Data excerpts:
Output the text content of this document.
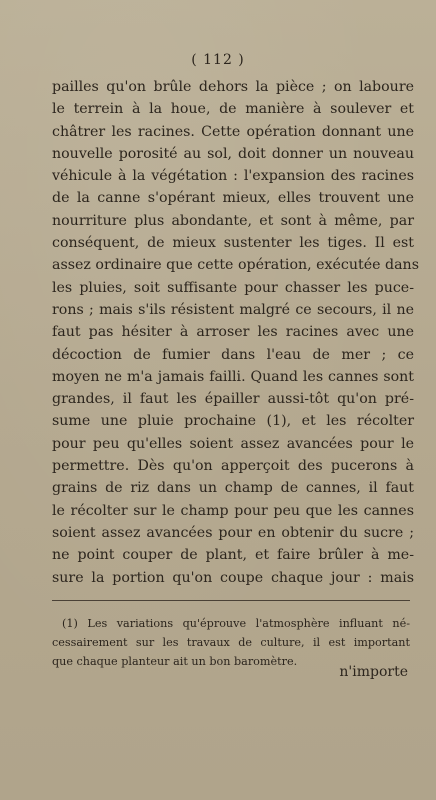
( 112 )
pailles qu'on brûle dehors la pièce ; on laboure
le terrein à la houe, de manière à soulever et
châtrer les racines. Cette opération donnant une
nouvelle porosité au sol, doit donner un nouveau
véhicule à la végétation : l'expansion des racines
de la canne s'opérant mieux, elles trouvent une
nourriture plus abondante, et sont à même, par
conséquent, de mieux sustenter les tiges. Il est
assez ordinaire que cette opération, exécutée dans
les pluies, soit suffisante pour chasser les puce-
rons ; mais s'ils résistent malgré ce secours, il ne
faut pas hésiter à arroser les racines avec une
décoction de fumier dans l'eau de mer ; ce
moyen ne m'a jamais failli. Quand les cannes sont
grandes, il faut les épailler aussi-tôt qu'on pré-
sume une pluie prochaine (1), et les récolter
pour peu qu'elles soient assez avancées pour le
permettre. Dès qu'on apperçoit des pucerons à
grains de riz dans un champ de cannes, il faut
le récolter sur le champ pour peu que les cannes
soient assez avancées pour en obtenir du sucre ;
ne point couper de plant, et faire brûler à me-
sure la portion qu'on coupe chaque jour : mais
(1) Les variations qu'éprouve l'atmosphère influant né-
cessairement sur les travaux de culture, il est important
que chaque planteur ait un bon baromètre.
n'importe
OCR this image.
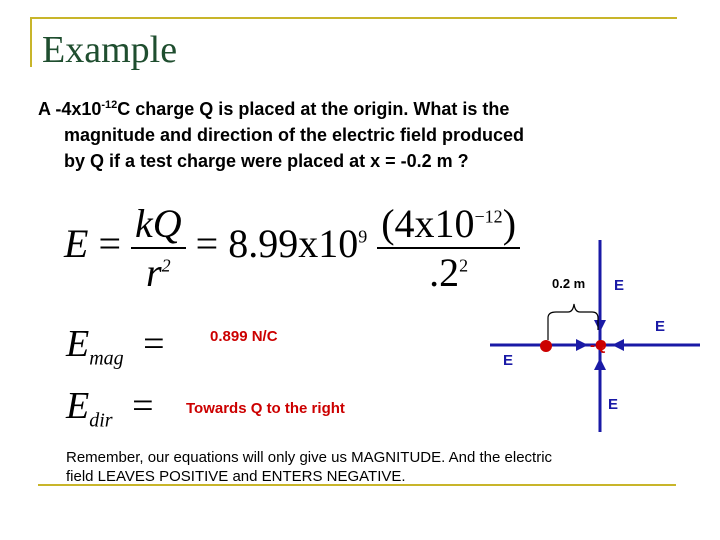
Example
A $-4x10^{-12}C$ charge Q is placed at the origin. What is the
magnitude and direction of the electric field produced
by Q if a test charge were placed at x = -0.2 m ?
$E = \frac{kQ}{r^2} = 8.99x10^9 \frac{(4x10^{-12})}{.2^2}$
$E_{mag}$ =	0.899 N/C
$E_{dir}$ = Towards Q to the right
0.2 m E
E
E
E
-Q
Remember, our equations will only give us MAGNITUDE. And the electric
field LEAVES POSITIVE and ENTERS NEGATIVE.
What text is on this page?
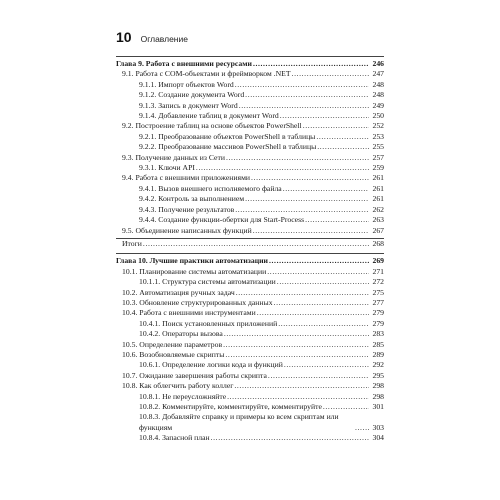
10 Оглавление
Глава 9. Работа с внешними ресурсами .....	246
9.1. Работа с COM-объектами и фреймворком .NET .....	247
9.1.1. Импорт объектов Word .....	248
9.1.2. Создание документа Word .....	248
9.1.3. Запись в документ Word .....	249
9.1.4. Добавление таблиц в документ Word .....	250
9.2. Построение таблиц на основе объектов PowerShell .....	252
9.2.1. Преобразование объектов PowerShell в таблицы .....	253
9.2.2. Преобразование массивов PowerShell в таблицы .....	255
9.3. Получение данных из Сети .....	257
9.3.1. Ключи API .....	259
9.4. Работа с внешними приложениями .....	261
9.4.1. Вызов внешнего исполняемого файла .....	261
9.4.2. Контроль за выполнением .....	261
9.4.3. Получение результатов .....	262
9.4.4. Создание функции-обертки для Start-Process .....	263
9.5. Объединение написанных функций .....	267
Итоги .....	268
Глава 10. Лучшие практики автоматизации .....	269
10.1. Планирование системы автоматизации .....	271
10.1.1. Структура системы автоматизации .....	272
10.2. Автоматизация ручных задач .....	275
10.3. Обновление структурированных данных .....	277
10.4. Работа с внешними инструментами .....	279
10.4.1. Поиск установленных приложений .....	279
10.4.2. Операторы вызова .....	283
10.5. Определение параметров .....	285
10.6. Возобновляемые скрипты .....	289
10.6.1. Определение логики кода и функций .....	292
10.7. Ожидание завершения работы скрипта .....	295
10.8. Как облегчить работу коллег .....	298
10.8.1. Не переусложняйте .....	298
10.8.2. Комментируйте, комментируйте, комментируйте .....	301
10.8.3. Добавляйте справку и примеры ко всем скриптам или функциям .....	303
10.8.4. Запасной план .....	304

▶ _Task instructions_
Go through the data above and transcribe it in full, omitting any image.

▶ _Answer to this problem_
Output the text content of this document.
( 112 )
pailles qu'on brûle dehors la pièce ; on laboure
le terrein à la houe, de manière à soulever et
châtrer les racines. Cette opération donnant une
nouvelle porosité au sol, doit donner un nouveau
véhicule à la végétation : l'expansion des racines
de la canne s'opérant mieux, elles trouvent une
nourriture plus abondante, et sont à même, par
conséquent, de mieux sustenter les tiges. Il est
assez ordinaire que cette opération, exécutée dans
les pluies, soit suffisante pour chasser les puce-
rons ; mais s'ils résistent malgré ce secours, il ne
faut pas hésiter à arroser les racines avec une
décoction de fumier dans l'eau de mer ; ce
moyen ne m'a jamais failli. Quand les cannes sont
grandes, il faut les épailler aussi-tôt qu'on pré-
sume une pluie prochaine (1), et les récolter
pour peu qu'elles soient assez avancées pour le
permettre. Dès qu'on apperçoit des pucerons à
grains de riz dans un champ de cannes, il faut
le récolter sur le champ pour peu que les cannes
soient assez avancées pour en obtenir du sucre ;
ne point couper de plant, et faire brûler à me-
sure la portion qu'on coupe chaque jour : mais
(1) Les variations qu'éprouve l'atmosphère influant né-
cessairement sur les travaux de culture, il est important
que chaque planteur ait un bon baromètre.
n'importe
OCR this image.
Example
A $-4x10^{-12}C$ charge Q is placed at the origin. What is the
magnitude and direction of the electric field produced
by Q if a test charge were placed at x = -0.2 m ?
$E = \frac{kQ}{r^2} = 8.99x10^9 \frac{(4x10^{-12})}{.2^2}$
$E_{mag}$ =	0.899 N/C
$E_{dir}$ = Towards Q to the right
0.2 m E
E
E
E
-Q
Remember, our equations will only give us MAGNITUDE. And the electric
field LEAVES POSITIVE and ENTERS NEGATIVE.
What text is on this page?
10 Оглавление
Глава 9. Работа с внешними ресурсами .....	246
9.1. Работа с COM-объектами и фреймворком .NET .....	247
9.1.1. Импорт объектов Word .....	248
9.1.2. Создание документа Word .....	248
9.1.3. Запись в документ Word .....	249
9.1.4. Добавление таблиц в документ Word .....	250
9.2. Построение таблиц на основе объектов PowerShell .....	252
9.2.1. Преобразование объектов PowerShell в таблицы .....	253
9.2.2. Преобразование массивов PowerShell в таблицы .....	255
9.3. Получение данных из Сети .....	257
9.3.1. Ключи API .....	259
9.4. Работа с внешними приложениями .....	261
9.4.1. Вызов внешнего исполняемого файла .....	261
9.4.2. Контроль за выполнением .....	261
9.4.3. Получение результатов .....	262
9.4.4. Создание функции-обертки для Start-Process .....	263
9.5. Объединение написанных функций .....	267
Итоги .....	268
Глава 10. Лучшие практики автоматизации .....	269
10.1. Планирование системы автоматизации .....	271
10.1.1. Структура системы автоматизации .....	272
10.2. Автоматизация ручных задач .....	275
10.3. Обновление структурированных данных .....	277
10.4. Работа с внешними инструментами .....	279
10.4.1. Поиск установленных приложений .....	279
10.4.2. Операторы вызова .....	283
10.5. Определение параметров .....	285
10.6. Возобновляемые скрипты .....	289
10.6.1. Определение логики кода и функций .....	292
10.7. Ожидание завершения работы скрипта .....	295
10.8. Как облегчить работу коллег .....	298
10.8.1. Не переусложняйте .....	298
10.8.2. Комментируйте, комментируйте, комментируйте .....	301
10.8.3. Добавляйте справку и примеры ко всем скриптам или функциям .....	303
10.8.4. Запасной план .....	304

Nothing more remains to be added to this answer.